• _Set exercise_: Return each line of the data below exactly, omitting any pictures.

----

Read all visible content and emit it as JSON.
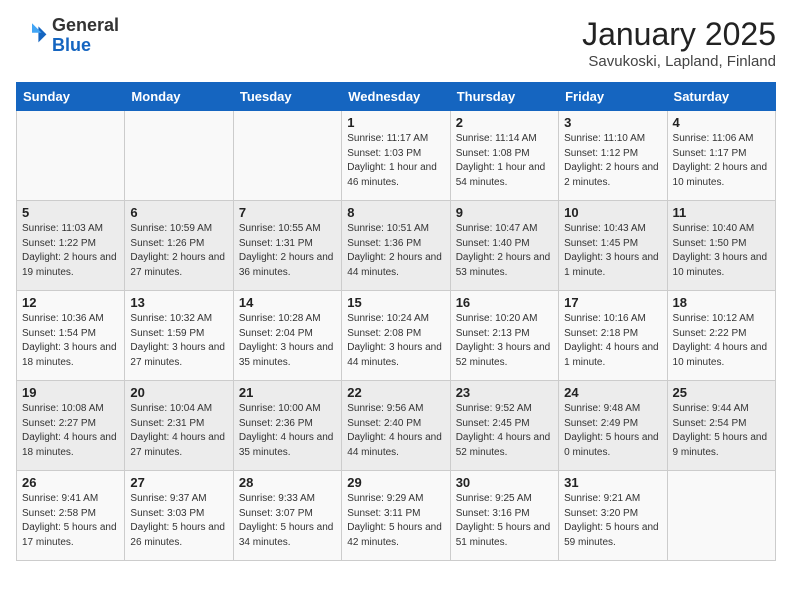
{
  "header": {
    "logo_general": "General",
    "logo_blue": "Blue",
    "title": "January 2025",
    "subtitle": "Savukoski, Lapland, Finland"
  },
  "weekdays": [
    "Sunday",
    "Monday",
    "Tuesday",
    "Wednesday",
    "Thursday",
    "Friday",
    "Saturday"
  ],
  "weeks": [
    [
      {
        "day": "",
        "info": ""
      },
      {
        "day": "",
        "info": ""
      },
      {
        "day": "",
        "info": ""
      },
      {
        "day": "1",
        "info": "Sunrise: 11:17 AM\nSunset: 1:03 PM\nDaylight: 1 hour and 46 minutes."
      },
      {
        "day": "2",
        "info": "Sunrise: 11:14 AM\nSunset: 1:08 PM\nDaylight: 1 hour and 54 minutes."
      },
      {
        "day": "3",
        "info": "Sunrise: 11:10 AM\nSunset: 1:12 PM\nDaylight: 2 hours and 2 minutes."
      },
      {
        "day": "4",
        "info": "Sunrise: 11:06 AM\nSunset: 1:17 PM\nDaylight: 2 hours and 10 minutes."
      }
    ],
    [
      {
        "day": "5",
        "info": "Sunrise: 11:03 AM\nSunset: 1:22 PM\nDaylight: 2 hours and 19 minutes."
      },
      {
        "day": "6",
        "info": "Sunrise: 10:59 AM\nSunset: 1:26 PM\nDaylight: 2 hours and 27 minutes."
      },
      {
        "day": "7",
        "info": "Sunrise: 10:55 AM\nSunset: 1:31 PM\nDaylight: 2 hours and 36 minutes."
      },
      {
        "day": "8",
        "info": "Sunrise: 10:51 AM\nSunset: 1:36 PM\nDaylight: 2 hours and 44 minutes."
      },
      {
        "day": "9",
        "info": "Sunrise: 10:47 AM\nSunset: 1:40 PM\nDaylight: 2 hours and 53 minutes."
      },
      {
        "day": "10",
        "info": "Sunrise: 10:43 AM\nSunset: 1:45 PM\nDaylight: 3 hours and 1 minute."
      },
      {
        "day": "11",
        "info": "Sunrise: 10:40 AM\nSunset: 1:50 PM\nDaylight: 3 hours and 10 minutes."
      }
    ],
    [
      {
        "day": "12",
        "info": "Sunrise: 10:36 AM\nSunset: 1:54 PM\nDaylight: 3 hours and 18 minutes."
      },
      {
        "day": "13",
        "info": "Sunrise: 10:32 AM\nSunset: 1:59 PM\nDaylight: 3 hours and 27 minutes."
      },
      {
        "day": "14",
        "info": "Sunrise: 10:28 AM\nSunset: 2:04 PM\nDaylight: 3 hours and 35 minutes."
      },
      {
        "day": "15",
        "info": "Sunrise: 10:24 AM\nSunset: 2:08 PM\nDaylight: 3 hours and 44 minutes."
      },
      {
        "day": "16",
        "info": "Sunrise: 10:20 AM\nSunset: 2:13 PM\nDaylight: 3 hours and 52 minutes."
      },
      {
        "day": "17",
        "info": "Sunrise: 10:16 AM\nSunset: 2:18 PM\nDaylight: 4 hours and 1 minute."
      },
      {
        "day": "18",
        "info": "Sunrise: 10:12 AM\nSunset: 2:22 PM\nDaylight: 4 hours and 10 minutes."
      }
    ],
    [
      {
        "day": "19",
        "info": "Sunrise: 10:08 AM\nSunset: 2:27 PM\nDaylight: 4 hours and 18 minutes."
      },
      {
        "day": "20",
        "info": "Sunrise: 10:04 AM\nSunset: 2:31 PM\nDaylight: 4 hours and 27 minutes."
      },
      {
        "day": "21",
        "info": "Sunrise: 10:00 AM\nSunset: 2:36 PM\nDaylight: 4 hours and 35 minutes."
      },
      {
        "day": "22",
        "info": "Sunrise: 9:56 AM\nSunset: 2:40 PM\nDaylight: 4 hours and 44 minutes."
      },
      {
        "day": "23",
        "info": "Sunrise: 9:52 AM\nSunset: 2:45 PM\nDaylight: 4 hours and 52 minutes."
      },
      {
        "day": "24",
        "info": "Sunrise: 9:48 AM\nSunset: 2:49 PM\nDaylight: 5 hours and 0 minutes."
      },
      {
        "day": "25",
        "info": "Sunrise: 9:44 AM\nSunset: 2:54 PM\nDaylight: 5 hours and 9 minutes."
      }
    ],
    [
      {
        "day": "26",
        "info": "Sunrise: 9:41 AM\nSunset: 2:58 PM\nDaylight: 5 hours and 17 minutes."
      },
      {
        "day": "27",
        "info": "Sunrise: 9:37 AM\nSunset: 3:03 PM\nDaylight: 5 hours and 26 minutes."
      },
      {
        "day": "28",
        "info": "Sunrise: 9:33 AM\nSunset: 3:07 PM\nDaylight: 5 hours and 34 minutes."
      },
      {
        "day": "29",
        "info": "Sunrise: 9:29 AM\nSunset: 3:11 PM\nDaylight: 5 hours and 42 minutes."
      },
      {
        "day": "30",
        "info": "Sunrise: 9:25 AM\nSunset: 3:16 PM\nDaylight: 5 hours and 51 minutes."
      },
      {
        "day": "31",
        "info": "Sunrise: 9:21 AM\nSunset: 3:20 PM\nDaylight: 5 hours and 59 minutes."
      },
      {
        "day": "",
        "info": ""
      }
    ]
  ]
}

----

• _Task answer_:
Read all visible content and emit it as JSON.
{
  "header": {
    "logo_general": "General",
    "logo_blue": "Blue",
    "title": "January 2025",
    "subtitle": "Savukoski, Lapland, Finland"
  },
  "weekdays": [
    "Sunday",
    "Monday",
    "Tuesday",
    "Wednesday",
    "Thursday",
    "Friday",
    "Saturday"
  ],
  "weeks": [
    [
      {
        "day": "",
        "info": ""
      },
      {
        "day": "",
        "info": ""
      },
      {
        "day": "",
        "info": ""
      },
      {
        "day": "1",
        "info": "Sunrise: 11:17 AM\nSunset: 1:03 PM\nDaylight: 1 hour and 46 minutes."
      },
      {
        "day": "2",
        "info": "Sunrise: 11:14 AM\nSunset: 1:08 PM\nDaylight: 1 hour and 54 minutes."
      },
      {
        "day": "3",
        "info": "Sunrise: 11:10 AM\nSunset: 1:12 PM\nDaylight: 2 hours and 2 minutes."
      },
      {
        "day": "4",
        "info": "Sunrise: 11:06 AM\nSunset: 1:17 PM\nDaylight: 2 hours and 10 minutes."
      }
    ],
    [
      {
        "day": "5",
        "info": "Sunrise: 11:03 AM\nSunset: 1:22 PM\nDaylight: 2 hours and 19 minutes."
      },
      {
        "day": "6",
        "info": "Sunrise: 10:59 AM\nSunset: 1:26 PM\nDaylight: 2 hours and 27 minutes."
      },
      {
        "day": "7",
        "info": "Sunrise: 10:55 AM\nSunset: 1:31 PM\nDaylight: 2 hours and 36 minutes."
      },
      {
        "day": "8",
        "info": "Sunrise: 10:51 AM\nSunset: 1:36 PM\nDaylight: 2 hours and 44 minutes."
      },
      {
        "day": "9",
        "info": "Sunrise: 10:47 AM\nSunset: 1:40 PM\nDaylight: 2 hours and 53 minutes."
      },
      {
        "day": "10",
        "info": "Sunrise: 10:43 AM\nSunset: 1:45 PM\nDaylight: 3 hours and 1 minute."
      },
      {
        "day": "11",
        "info": "Sunrise: 10:40 AM\nSunset: 1:50 PM\nDaylight: 3 hours and 10 minutes."
      }
    ],
    [
      {
        "day": "12",
        "info": "Sunrise: 10:36 AM\nSunset: 1:54 PM\nDaylight: 3 hours and 18 minutes."
      },
      {
        "day": "13",
        "info": "Sunrise: 10:32 AM\nSunset: 1:59 PM\nDaylight: 3 hours and 27 minutes."
      },
      {
        "day": "14",
        "info": "Sunrise: 10:28 AM\nSunset: 2:04 PM\nDaylight: 3 hours and 35 minutes."
      },
      {
        "day": "15",
        "info": "Sunrise: 10:24 AM\nSunset: 2:08 PM\nDaylight: 3 hours and 44 minutes."
      },
      {
        "day": "16",
        "info": "Sunrise: 10:20 AM\nSunset: 2:13 PM\nDaylight: 3 hours and 52 minutes."
      },
      {
        "day": "17",
        "info": "Sunrise: 10:16 AM\nSunset: 2:18 PM\nDaylight: 4 hours and 1 minute."
      },
      {
        "day": "18",
        "info": "Sunrise: 10:12 AM\nSunset: 2:22 PM\nDaylight: 4 hours and 10 minutes."
      }
    ],
    [
      {
        "day": "19",
        "info": "Sunrise: 10:08 AM\nSunset: 2:27 PM\nDaylight: 4 hours and 18 minutes."
      },
      {
        "day": "20",
        "info": "Sunrise: 10:04 AM\nSunset: 2:31 PM\nDaylight: 4 hours and 27 minutes."
      },
      {
        "day": "21",
        "info": "Sunrise: 10:00 AM\nSunset: 2:36 PM\nDaylight: 4 hours and 35 minutes."
      },
      {
        "day": "22",
        "info": "Sunrise: 9:56 AM\nSunset: 2:40 PM\nDaylight: 4 hours and 44 minutes."
      },
      {
        "day": "23",
        "info": "Sunrise: 9:52 AM\nSunset: 2:45 PM\nDaylight: 4 hours and 52 minutes."
      },
      {
        "day": "24",
        "info": "Sunrise: 9:48 AM\nSunset: 2:49 PM\nDaylight: 5 hours and 0 minutes."
      },
      {
        "day": "25",
        "info": "Sunrise: 9:44 AM\nSunset: 2:54 PM\nDaylight: 5 hours and 9 minutes."
      }
    ],
    [
      {
        "day": "26",
        "info": "Sunrise: 9:41 AM\nSunset: 2:58 PM\nDaylight: 5 hours and 17 minutes."
      },
      {
        "day": "27",
        "info": "Sunrise: 9:37 AM\nSunset: 3:03 PM\nDaylight: 5 hours and 26 minutes."
      },
      {
        "day": "28",
        "info": "Sunrise: 9:33 AM\nSunset: 3:07 PM\nDaylight: 5 hours and 34 minutes."
      },
      {
        "day": "29",
        "info": "Sunrise: 9:29 AM\nSunset: 3:11 PM\nDaylight: 5 hours and 42 minutes."
      },
      {
        "day": "30",
        "info": "Sunrise: 9:25 AM\nSunset: 3:16 PM\nDaylight: 5 hours and 51 minutes."
      },
      {
        "day": "31",
        "info": "Sunrise: 9:21 AM\nSunset: 3:20 PM\nDaylight: 5 hours and 59 minutes."
      },
      {
        "day": "",
        "info": ""
      }
    ]
  ]
}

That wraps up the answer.